What to produce:
Repeat the full listing, word for word.

________________________

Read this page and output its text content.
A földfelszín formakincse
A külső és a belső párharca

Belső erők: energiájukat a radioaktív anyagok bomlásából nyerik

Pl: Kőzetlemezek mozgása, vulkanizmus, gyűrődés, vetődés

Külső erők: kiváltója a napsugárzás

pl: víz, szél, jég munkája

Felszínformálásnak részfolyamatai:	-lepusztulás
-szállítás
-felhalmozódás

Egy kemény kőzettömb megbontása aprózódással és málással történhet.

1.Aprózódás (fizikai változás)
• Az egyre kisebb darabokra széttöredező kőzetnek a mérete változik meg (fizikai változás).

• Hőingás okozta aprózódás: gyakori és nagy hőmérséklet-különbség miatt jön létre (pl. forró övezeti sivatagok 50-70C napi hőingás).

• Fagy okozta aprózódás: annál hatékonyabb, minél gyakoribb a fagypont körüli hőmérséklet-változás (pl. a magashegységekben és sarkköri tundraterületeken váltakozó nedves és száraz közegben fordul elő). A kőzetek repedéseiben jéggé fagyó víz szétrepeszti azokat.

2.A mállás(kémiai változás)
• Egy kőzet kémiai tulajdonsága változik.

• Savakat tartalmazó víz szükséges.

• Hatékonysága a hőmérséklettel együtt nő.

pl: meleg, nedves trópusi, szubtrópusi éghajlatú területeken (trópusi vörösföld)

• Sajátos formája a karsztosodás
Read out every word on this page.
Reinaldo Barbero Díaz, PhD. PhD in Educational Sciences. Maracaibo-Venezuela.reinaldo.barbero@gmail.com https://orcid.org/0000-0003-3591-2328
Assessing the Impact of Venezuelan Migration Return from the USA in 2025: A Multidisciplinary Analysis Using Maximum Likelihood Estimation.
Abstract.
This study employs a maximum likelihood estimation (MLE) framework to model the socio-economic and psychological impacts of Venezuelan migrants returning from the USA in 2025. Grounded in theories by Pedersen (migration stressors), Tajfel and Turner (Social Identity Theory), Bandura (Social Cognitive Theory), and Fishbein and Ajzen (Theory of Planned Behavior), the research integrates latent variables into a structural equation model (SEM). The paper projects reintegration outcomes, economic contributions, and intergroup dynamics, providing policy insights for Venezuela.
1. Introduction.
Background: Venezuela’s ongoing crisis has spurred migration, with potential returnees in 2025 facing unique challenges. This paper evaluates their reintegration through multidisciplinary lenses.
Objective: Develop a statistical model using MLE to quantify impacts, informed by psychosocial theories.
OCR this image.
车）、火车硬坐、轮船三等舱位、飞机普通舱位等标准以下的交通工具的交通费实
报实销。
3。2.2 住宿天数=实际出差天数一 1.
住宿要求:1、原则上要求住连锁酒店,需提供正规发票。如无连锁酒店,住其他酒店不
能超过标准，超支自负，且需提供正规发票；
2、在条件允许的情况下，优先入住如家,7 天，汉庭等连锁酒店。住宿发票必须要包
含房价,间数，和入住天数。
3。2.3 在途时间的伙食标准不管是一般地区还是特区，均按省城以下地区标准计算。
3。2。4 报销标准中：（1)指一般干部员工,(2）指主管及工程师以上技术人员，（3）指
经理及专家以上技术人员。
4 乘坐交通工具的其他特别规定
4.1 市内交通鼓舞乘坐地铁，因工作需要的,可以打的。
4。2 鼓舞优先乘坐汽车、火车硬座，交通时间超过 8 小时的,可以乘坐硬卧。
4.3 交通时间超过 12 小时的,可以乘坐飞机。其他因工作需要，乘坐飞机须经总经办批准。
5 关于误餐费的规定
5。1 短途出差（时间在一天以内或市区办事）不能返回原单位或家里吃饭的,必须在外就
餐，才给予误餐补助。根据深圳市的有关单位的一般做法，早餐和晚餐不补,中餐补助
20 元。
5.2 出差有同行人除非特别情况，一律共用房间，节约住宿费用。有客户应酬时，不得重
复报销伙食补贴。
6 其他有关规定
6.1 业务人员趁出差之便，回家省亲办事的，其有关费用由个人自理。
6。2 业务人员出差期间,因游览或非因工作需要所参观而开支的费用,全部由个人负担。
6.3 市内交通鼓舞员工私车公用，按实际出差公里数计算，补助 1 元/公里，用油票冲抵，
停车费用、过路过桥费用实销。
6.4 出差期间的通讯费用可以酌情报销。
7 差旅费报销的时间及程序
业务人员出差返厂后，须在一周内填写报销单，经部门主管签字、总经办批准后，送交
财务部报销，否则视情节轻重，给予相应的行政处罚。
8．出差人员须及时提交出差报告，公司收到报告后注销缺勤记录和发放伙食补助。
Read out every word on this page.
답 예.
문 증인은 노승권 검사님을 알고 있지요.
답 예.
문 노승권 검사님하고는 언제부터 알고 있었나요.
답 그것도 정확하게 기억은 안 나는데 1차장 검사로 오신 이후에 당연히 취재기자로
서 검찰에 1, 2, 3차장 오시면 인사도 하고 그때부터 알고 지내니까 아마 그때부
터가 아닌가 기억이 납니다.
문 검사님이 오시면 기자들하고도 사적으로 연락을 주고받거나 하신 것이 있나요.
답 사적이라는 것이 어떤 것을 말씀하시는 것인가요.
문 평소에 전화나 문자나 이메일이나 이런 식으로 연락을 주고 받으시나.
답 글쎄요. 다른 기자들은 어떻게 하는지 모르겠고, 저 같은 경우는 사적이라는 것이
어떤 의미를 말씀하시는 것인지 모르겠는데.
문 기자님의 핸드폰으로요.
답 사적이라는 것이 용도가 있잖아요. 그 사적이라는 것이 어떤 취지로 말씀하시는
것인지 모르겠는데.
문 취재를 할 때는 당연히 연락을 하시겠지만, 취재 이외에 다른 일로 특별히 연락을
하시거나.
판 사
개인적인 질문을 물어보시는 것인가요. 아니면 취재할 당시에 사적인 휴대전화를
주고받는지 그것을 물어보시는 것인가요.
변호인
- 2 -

________________________

Solution to the exercise:
Read this page and output its text content.
A földfelszín formakincse
A külső és a belső párharca

Belső erők: energiájukat a radioaktív anyagok bomlásából nyerik

Pl: Kőzetlemezek mozgása, vulkanizmus, gyűrődés, vetődés

Külső erők: kiváltója a napsugárzás

pl: víz, szél, jég munkája

Felszínformálásnak részfolyamatai:	-lepusztulás
-szállítás
-felhalmozódás

Egy kemény kőzettömb megbontása aprózódással és málással történhet.

1.Aprózódás (fizikai változás)
• Az egyre kisebb darabokra széttöredező kőzetnek a mérete változik meg (fizikai változás).

• Hőingás okozta aprózódás: gyakori és nagy hőmérséklet-különbség miatt jön létre (pl. forró övezeti sivatagok 50-70C napi hőingás).

• Fagy okozta aprózódás: annál hatékonyabb, minél gyakoribb a fagypont körüli hőmérséklet-változás (pl. a magashegységekben és sarkköri tundraterületeken váltakozó nedves és száraz közegben fordul elő). A kőzetek repedéseiben jéggé fagyó víz szétrepeszti azokat.

2.A mállás(kémiai változás)
• Egy kőzet kémiai tulajdonsága változik.

• Savakat tartalmazó víz szükséges.

• Hatékonysága a hőmérséklettel együtt nő.

pl: meleg, nedves trópusi, szubtrópusi éghajlatú területeken (trópusi vörösföld)

• Sajátos formája a karsztosodás
Read out every word on this page.
Reinaldo Barbero Díaz, PhD. PhD in Educational Sciences. Maracaibo-Venezuela.reinaldo.barbero@gmail.com https://orcid.org/0000-0003-3591-2328
Assessing the Impact of Venezuelan Migration Return from the USA in 2025: A Multidisciplinary Analysis Using Maximum Likelihood Estimation.
Abstract.
This study employs a maximum likelihood estimation (MLE) framework to model the socio-economic and psychological impacts of Venezuelan migrants returning from the USA in 2025. Grounded in theories by Pedersen (migration stressors), Tajfel and Turner (Social Identity Theory), Bandura (Social Cognitive Theory), and Fishbein and Ajzen (Theory of Planned Behavior), the research integrates latent variables into a structural equation model (SEM). The paper projects reintegration outcomes, economic contributions, and intergroup dynamics, providing policy insights for Venezuela.
1. Introduction.
Background: Venezuela’s ongoing crisis has spurred migration, with potential returnees in 2025 facing unique challenges. This paper evaluates their reintegration through multidisciplinary lenses.
Objective: Develop a statistical model using MLE to quantify impacts, informed by psychosocial theories.
OCR this image.
车）、火车硬坐、轮船三等舱位、飞机普通舱位等标准以下的交通工具的交通费实
报实销。
3。2.2 住宿天数=实际出差天数一 1.
住宿要求:1、原则上要求住连锁酒店,需提供正规发票。如无连锁酒店,住其他酒店不
能超过标准，超支自负，且需提供正规发票；
2、在条件允许的情况下，优先入住如家,7 天，汉庭等连锁酒店。住宿发票必须要包
含房价,间数，和入住天数。
3。2.3 在途时间的伙食标准不管是一般地区还是特区，均按省城以下地区标准计算。
3。2。4 报销标准中：（1)指一般干部员工,(2）指主管及工程师以上技术人员，（3）指
经理及专家以上技术人员。
4 乘坐交通工具的其他特别规定
4.1 市内交通鼓舞乘坐地铁，因工作需要的,可以打的。
4。2 鼓舞优先乘坐汽车、火车硬座，交通时间超过 8 小时的,可以乘坐硬卧。
4.3 交通时间超过 12 小时的,可以乘坐飞机。其他因工作需要，乘坐飞机须经总经办批准。
5 关于误餐费的规定
5。1 短途出差（时间在一天以内或市区办事）不能返回原单位或家里吃饭的,必须在外就
餐，才给予误餐补助。根据深圳市的有关单位的一般做法，早餐和晚餐不补,中餐补助
20 元。
5.2 出差有同行人除非特别情况，一律共用房间，节约住宿费用。有客户应酬时，不得重
复报销伙食补贴。
6 其他有关规定
6.1 业务人员趁出差之便，回家省亲办事的，其有关费用由个人自理。
6。2 业务人员出差期间,因游览或非因工作需要所参观而开支的费用,全部由个人负担。
6.3 市内交通鼓舞员工私车公用，按实际出差公里数计算，补助 1 元/公里，用油票冲抵，
停车费用、过路过桥费用实销。
6.4 出差期间的通讯费用可以酌情报销。
7 差旅费报销的时间及程序
业务人员出差返厂后，须在一周内填写报销单，经部门主管签字、总经办批准后，送交
财务部报销，否则视情节轻重，给予相应的行政处罚。
8．出差人员须及时提交出差报告，公司收到报告后注销缺勤记录和发放伙食补助。
Read out every word on this page.
답 예.
문 증인은 노승권 검사님을 알고 있지요.
답 예.
문 노승권 검사님하고는 언제부터 알고 있었나요.
답 그것도 정확하게 기억은 안 나는데 1차장 검사로 오신 이후에 당연히 취재기자로
서 검찰에 1, 2, 3차장 오시면 인사도 하고 그때부터 알고 지내니까 아마 그때부
터가 아닌가 기억이 납니다.
문 검사님이 오시면 기자들하고도 사적으로 연락을 주고받거나 하신 것이 있나요.
답 사적이라는 것이 어떤 것을 말씀하시는 것인가요.
문 평소에 전화나 문자나 이메일이나 이런 식으로 연락을 주고 받으시나.
답 글쎄요. 다른 기자들은 어떻게 하는지 모르겠고, 저 같은 경우는 사적이라는 것이
어떤 의미를 말씀하시는 것인지 모르겠는데.
문 기자님의 핸드폰으로요.
답 사적이라는 것이 용도가 있잖아요. 그 사적이라는 것이 어떤 취지로 말씀하시는
것인지 모르겠는데.
문 취재를 할 때는 당연히 연락을 하시겠지만, 취재 이외에 다른 일로 특별히 연락을
하시거나.
판 사
개인적인 질문을 물어보시는 것인가요. 아니면 취재할 당시에 사적인 휴대전화를
주고받는지 그것을 물어보시는 것인가요.
변호인
- 2 -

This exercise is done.